* Exercise objective
Please set down all the lines beneath this one exactly, without the pictures.

* Stored entries
______

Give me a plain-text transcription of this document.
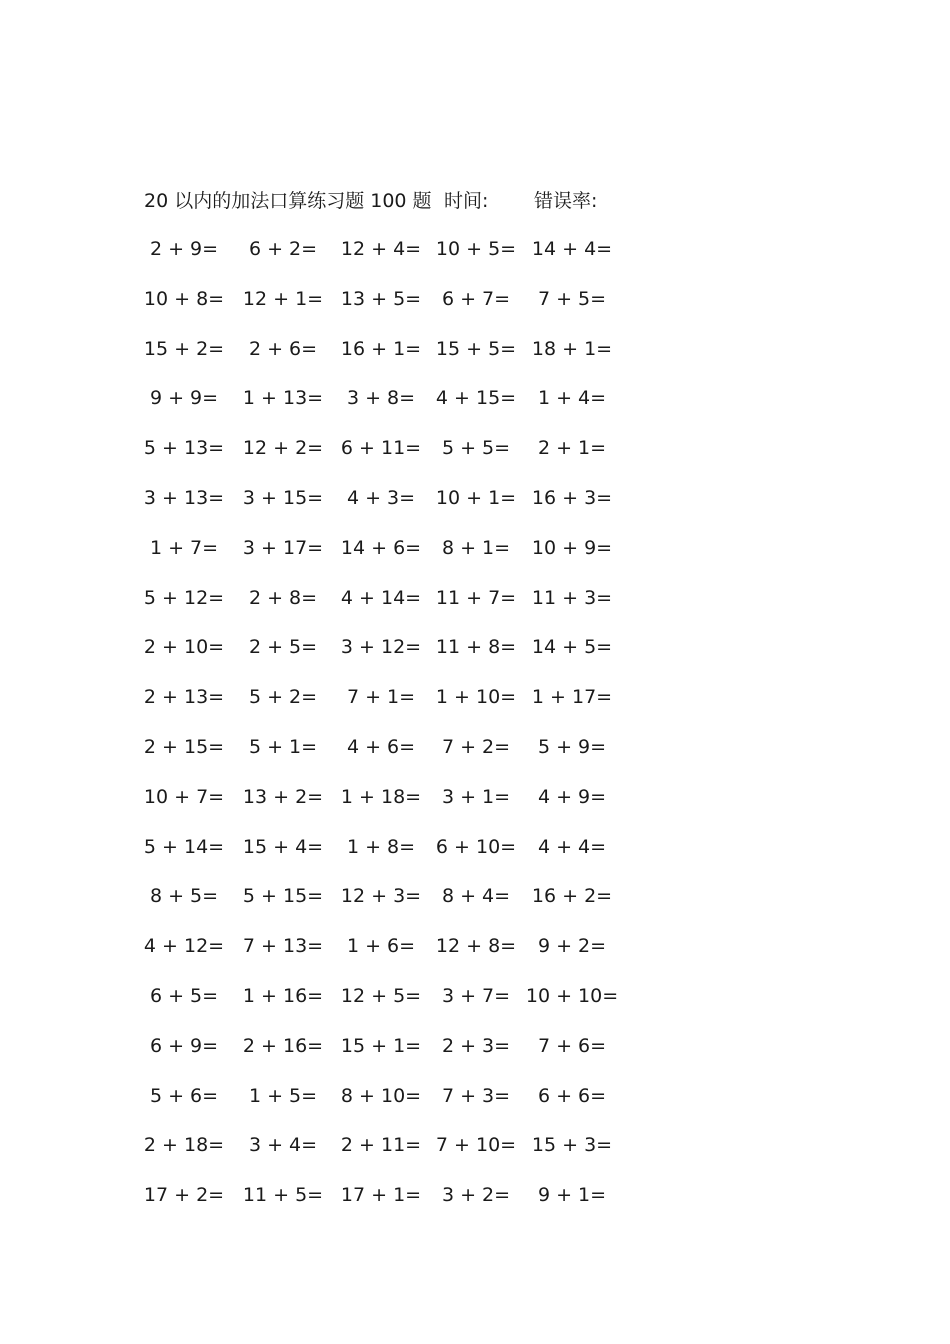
20 以内的加法口算练习题 100 题 时间: 错误率:
2 + 9=	6 + 2=	12 + 4= 10 + 5= 14 + 4=
10 + 8= 12 + 1= 13 + 5=	6 + 7=	7 + 5=
15 + 2=	2 + 6=	16 + 1= 15 + 5= 18 + 1=
9 + 9=	1 + 13=	3 + 8=	4 + 15=	1 + 4=
5 + 13= 12 + 2= 6 + 11=	5 + 5=	2 + 1=
3 + 13= 3 + 15=	4 + 3=	10 + 1= 16 + 3=
1 + 7=	3 + 17= 14 + 6=	8 + 1=	10 + 9=
5 + 12=	2 + 8=	4 + 14= 11 + 7= 11 + 3=
2 + 10=	2 + 5=	3 + 12= 11 + 8= 14 + 5=
2 + 13=	5 + 2=	7 + 1=	1 + 10= 1 + 17=
2 + 15=	5 + 1=	4 + 6=	7 + 2=	5 + 9=
10 + 7= 13 + 2= 1 + 18=	3 + 1=	4 + 9=
5 + 14= 15 + 4=	1 + 8=	6 + 10=	4 + 4=
8 + 5=	5 + 15= 12 + 3=	8 + 4=	16 + 2=
4 + 12= 7 + 13=	1 + 6=	12 + 8=	9 + 2=
6 + 5=	1 + 16= 12 + 5=	3 + 7= 10 + 10=
6 + 9=	2 + 16= 15 + 1=	2 + 3=	7 + 6=
5 + 6=	1 + 5=	8 + 10=	7 + 3=	6 + 6=
2 + 18=	3 + 4=	2 + 11= 7 + 10= 15 + 3=
17 + 2= 11 + 5= 17 + 1=	3 + 2=	9 + 1=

______

* Answer to the exercise
Give me a plain-text transcription of this document.
20 以内的加法口算练习题 100 题 时间: 错误率:
2 + 9=	6 + 2=	12 + 4= 10 + 5= 14 + 4=
10 + 8= 12 + 1= 13 + 5=	6 + 7=	7 + 5=
15 + 2=	2 + 6=	16 + 1= 15 + 5= 18 + 1=
9 + 9=	1 + 13=	3 + 8=	4 + 15=	1 + 4=
5 + 13= 12 + 2= 6 + 11=	5 + 5=	2 + 1=
3 + 13= 3 + 15=	4 + 3=	10 + 1= 16 + 3=
1 + 7=	3 + 17= 14 + 6=	8 + 1=	10 + 9=
5 + 12=	2 + 8=	4 + 14= 11 + 7= 11 + 3=
2 + 10=	2 + 5=	3 + 12= 11 + 8= 14 + 5=
2 + 13=	5 + 2=	7 + 1=	1 + 10= 1 + 17=
2 + 15=	5 + 1=	4 + 6=	7 + 2=	5 + 9=
10 + 7= 13 + 2= 1 + 18=	3 + 1=	4 + 9=
5 + 14= 15 + 4=	1 + 8=	6 + 10=	4 + 4=
8 + 5=	5 + 15= 12 + 3=	8 + 4=	16 + 2=
4 + 12= 7 + 13=	1 + 6=	12 + 8=	9 + 2=
6 + 5=	1 + 16= 12 + 5=	3 + 7= 10 + 10=
6 + 9=	2 + 16= 15 + 1=	2 + 3=	7 + 6=
5 + 6=	1 + 5=	8 + 10=	7 + 3=	6 + 6=
2 + 18=	3 + 4=	2 + 11= 7 + 10= 15 + 3=
17 + 2= 11 + 5= 17 + 1=	3 + 2=	9 + 1=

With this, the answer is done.